## Given problem
Below are entries to be transcribed exactly; exclude the pictures from the copy.

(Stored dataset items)
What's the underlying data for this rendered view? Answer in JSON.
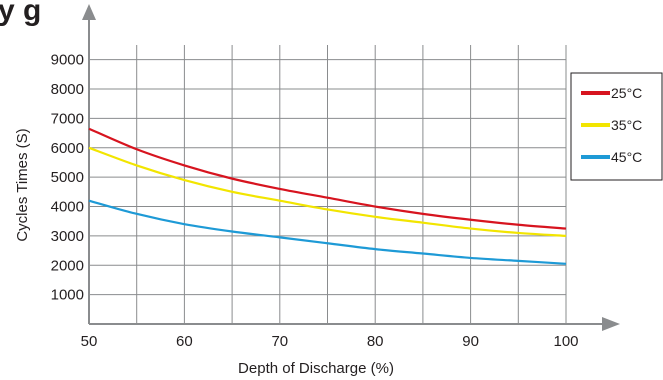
{
  "title_fragment": "y     g",
  "chart_data": {
    "type": "line",
    "xlabel": "Depth of Discharge  (%)",
    "ylabel": "Cycles Times  (S)",
    "x_ticks": [
      "50",
      "60",
      "70",
      "80",
      "90",
      "100"
    ],
    "y_ticks": [
      "1000",
      "2000",
      "3000",
      "4000",
      "5000",
      "6000",
      "7000",
      "8000",
      "9000"
    ],
    "xlim": [
      50,
      100
    ],
    "ylim": [
      0,
      9500
    ],
    "grid": true,
    "legend_position": "right",
    "series": [
      {
        "name": "25°C",
        "color": "#d7141f",
        "x": [
          50,
          55,
          60,
          65,
          70,
          75,
          80,
          85,
          90,
          95,
          100
        ],
        "values": [
          6650,
          5950,
          5400,
          4950,
          4600,
          4300,
          4000,
          3750,
          3550,
          3380,
          3250
        ]
      },
      {
        "name": "35°C",
        "color": "#f2e500",
        "x": [
          50,
          55,
          60,
          65,
          70,
          75,
          80,
          85,
          90,
          95,
          100
        ],
        "values": [
          6000,
          5400,
          4900,
          4500,
          4200,
          3900,
          3650,
          3450,
          3250,
          3100,
          3000
        ]
      },
      {
        "name": "45°C",
        "color": "#1e9ad6",
        "x": [
          50,
          55,
          60,
          65,
          70,
          75,
          80,
          85,
          90,
          95,
          100
        ],
        "values": [
          4200,
          3750,
          3400,
          3150,
          2950,
          2750,
          2550,
          2400,
          2250,
          2150,
          2050
        ]
      }
    ]
  }
}
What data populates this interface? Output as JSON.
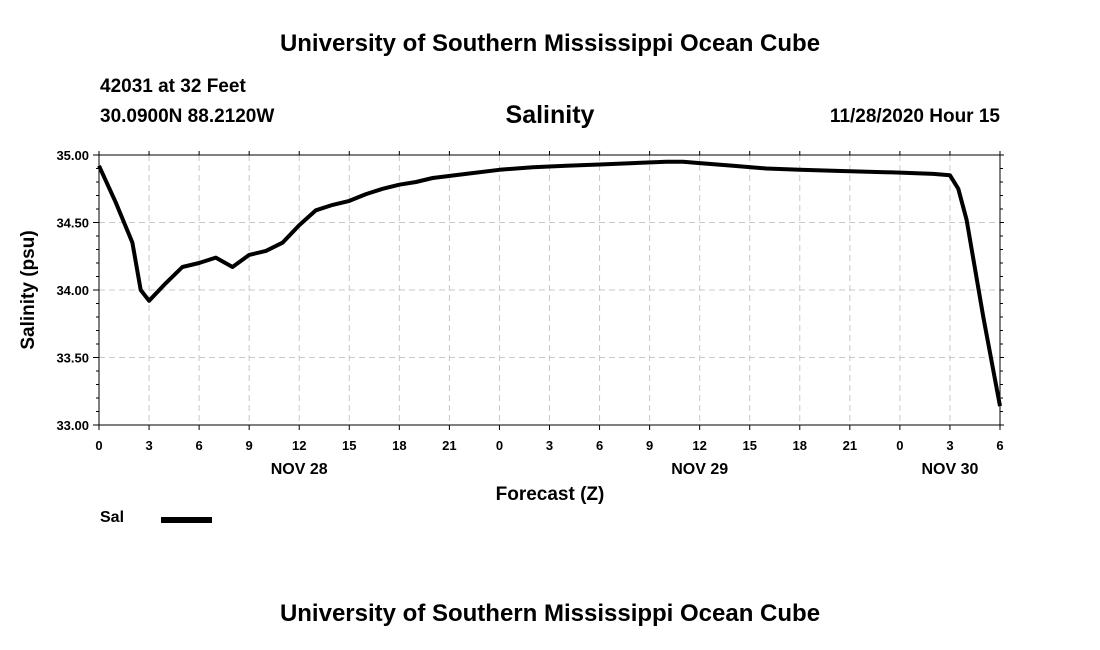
{
  "header": {
    "top_title": "University of Southern Mississippi Ocean Cube",
    "bottom_title": "University of Southern Mississippi Ocean Cube",
    "station": "42031 at 32 Feet",
    "coords": "30.0900N 88.2120W",
    "timestamp": "11/28/2020 Hour 15"
  },
  "chart_data": {
    "type": "line",
    "title": "Salinity",
    "xlabel": "Forecast (Z)",
    "ylabel": "Salinity (psu)",
    "ylim": [
      33.0,
      35.0
    ],
    "xlim": [
      0,
      54
    ],
    "y_ticks": [
      "33.00",
      "33.50",
      "34.00",
      "34.50",
      "35.00"
    ],
    "y_tick_values": [
      33.0,
      33.5,
      34.0,
      34.5,
      35.0
    ],
    "x_ticks": [
      "0",
      "3",
      "6",
      "9",
      "12",
      "15",
      "18",
      "21",
      "0",
      "3",
      "6",
      "9",
      "12",
      "15",
      "18",
      "21",
      "0",
      "3",
      "6"
    ],
    "x_tick_hours": [
      0,
      3,
      6,
      9,
      12,
      15,
      18,
      21,
      24,
      27,
      30,
      33,
      36,
      39,
      42,
      45,
      48,
      51,
      54
    ],
    "date_labels": [
      {
        "label": "NOV 28",
        "hour": 12
      },
      {
        "label": "NOV 29",
        "hour": 36
      },
      {
        "label": "NOV 30",
        "hour": 51
      }
    ],
    "grid": true,
    "legend": {
      "label": "Sal",
      "position": "bottom-left"
    },
    "series": [
      {
        "name": "Sal",
        "x": [
          0,
          1,
          2,
          2.5,
          3,
          4,
          5,
          6,
          7,
          8,
          9,
          10,
          11,
          12,
          13,
          14,
          15,
          16,
          17,
          18,
          19,
          20,
          22,
          24,
          26,
          28,
          30,
          32,
          34,
          35,
          36,
          38,
          40,
          42,
          45,
          48,
          50,
          51,
          51.5,
          52,
          53,
          54
        ],
        "values": [
          34.92,
          34.65,
          34.35,
          34.0,
          33.92,
          34.05,
          34.17,
          34.2,
          34.24,
          34.17,
          34.26,
          34.29,
          34.35,
          34.48,
          34.59,
          34.63,
          34.66,
          34.71,
          34.75,
          34.78,
          34.8,
          34.83,
          34.86,
          34.89,
          34.91,
          34.92,
          34.93,
          34.94,
          34.95,
          34.95,
          34.94,
          34.92,
          34.9,
          34.89,
          34.88,
          34.87,
          34.86,
          34.85,
          34.75,
          34.52,
          33.8,
          33.14
        ]
      }
    ]
  }
}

## Solution to this exercise
What's the underlying data for this rendered view? Answer in JSON.
{
  "title_fragment": "y     g",
  "chart_data": {
    "type": "line",
    "xlabel": "Depth of Discharge  (%)",
    "ylabel": "Cycles Times  (S)",
    "x_ticks": [
      "50",
      "60",
      "70",
      "80",
      "90",
      "100"
    ],
    "y_ticks": [
      "1000",
      "2000",
      "3000",
      "4000",
      "5000",
      "6000",
      "7000",
      "8000",
      "9000"
    ],
    "xlim": [
      50,
      100
    ],
    "ylim": [
      0,
      9500
    ],
    "grid": true,
    "legend_position": "right",
    "series": [
      {
        "name": "25°C",
        "color": "#d7141f",
        "x": [
          50,
          55,
          60,
          65,
          70,
          75,
          80,
          85,
          90,
          95,
          100
        ],
        "values": [
          6650,
          5950,
          5400,
          4950,
          4600,
          4300,
          4000,
          3750,
          3550,
          3380,
          3250
        ]
      },
      {
        "name": "35°C",
        "color": "#f2e500",
        "x": [
          50,
          55,
          60,
          65,
          70,
          75,
          80,
          85,
          90,
          95,
          100
        ],
        "values": [
          6000,
          5400,
          4900,
          4500,
          4200,
          3900,
          3650,
          3450,
          3250,
          3100,
          3000
        ]
      },
      {
        "name": "45°C",
        "color": "#1e9ad6",
        "x": [
          50,
          55,
          60,
          65,
          70,
          75,
          80,
          85,
          90,
          95,
          100
        ],
        "values": [
          4200,
          3750,
          3400,
          3150,
          2950,
          2750,
          2550,
          2400,
          2250,
          2150,
          2050
        ]
      }
    ]
  }
}
What data populates this interface? Output as JSON.
{
  "header": {
    "top_title": "University of Southern Mississippi Ocean Cube",
    "bottom_title": "University of Southern Mississippi Ocean Cube",
    "station": "42031 at 32 Feet",
    "coords": "30.0900N 88.2120W",
    "timestamp": "11/28/2020 Hour 15"
  },
  "chart_data": {
    "type": "line",
    "title": "Salinity",
    "xlabel": "Forecast (Z)",
    "ylabel": "Salinity (psu)",
    "ylim": [
      33.0,
      35.0
    ],
    "xlim": [
      0,
      54
    ],
    "y_ticks": [
      "33.00",
      "33.50",
      "34.00",
      "34.50",
      "35.00"
    ],
    "y_tick_values": [
      33.0,
      33.5,
      34.0,
      34.5,
      35.0
    ],
    "x_ticks": [
      "0",
      "3",
      "6",
      "9",
      "12",
      "15",
      "18",
      "21",
      "0",
      "3",
      "6",
      "9",
      "12",
      "15",
      "18",
      "21",
      "0",
      "3",
      "6"
    ],
    "x_tick_hours": [
      0,
      3,
      6,
      9,
      12,
      15,
      18,
      21,
      24,
      27,
      30,
      33,
      36,
      39,
      42,
      45,
      48,
      51,
      54
    ],
    "date_labels": [
      {
        "label": "NOV 28",
        "hour": 12
      },
      {
        "label": "NOV 29",
        "hour": 36
      },
      {
        "label": "NOV 30",
        "hour": 51
      }
    ],
    "grid": true,
    "legend": {
      "label": "Sal",
      "position": "bottom-left"
    },
    "series": [
      {
        "name": "Sal",
        "x": [
          0,
          1,
          2,
          2.5,
          3,
          4,
          5,
          6,
          7,
          8,
          9,
          10,
          11,
          12,
          13,
          14,
          15,
          16,
          17,
          18,
          19,
          20,
          22,
          24,
          26,
          28,
          30,
          32,
          34,
          35,
          36,
          38,
          40,
          42,
          45,
          48,
          50,
          51,
          51.5,
          52,
          53,
          54
        ],
        "values": [
          34.92,
          34.65,
          34.35,
          34.0,
          33.92,
          34.05,
          34.17,
          34.2,
          34.24,
          34.17,
          34.26,
          34.29,
          34.35,
          34.48,
          34.59,
          34.63,
          34.66,
          34.71,
          34.75,
          34.78,
          34.8,
          34.83,
          34.86,
          34.89,
          34.91,
          34.92,
          34.93,
          34.94,
          34.95,
          34.95,
          34.94,
          34.92,
          34.9,
          34.89,
          34.88,
          34.87,
          34.86,
          34.85,
          34.75,
          34.52,
          33.8,
          33.14
        ]
      }
    ]
  }
}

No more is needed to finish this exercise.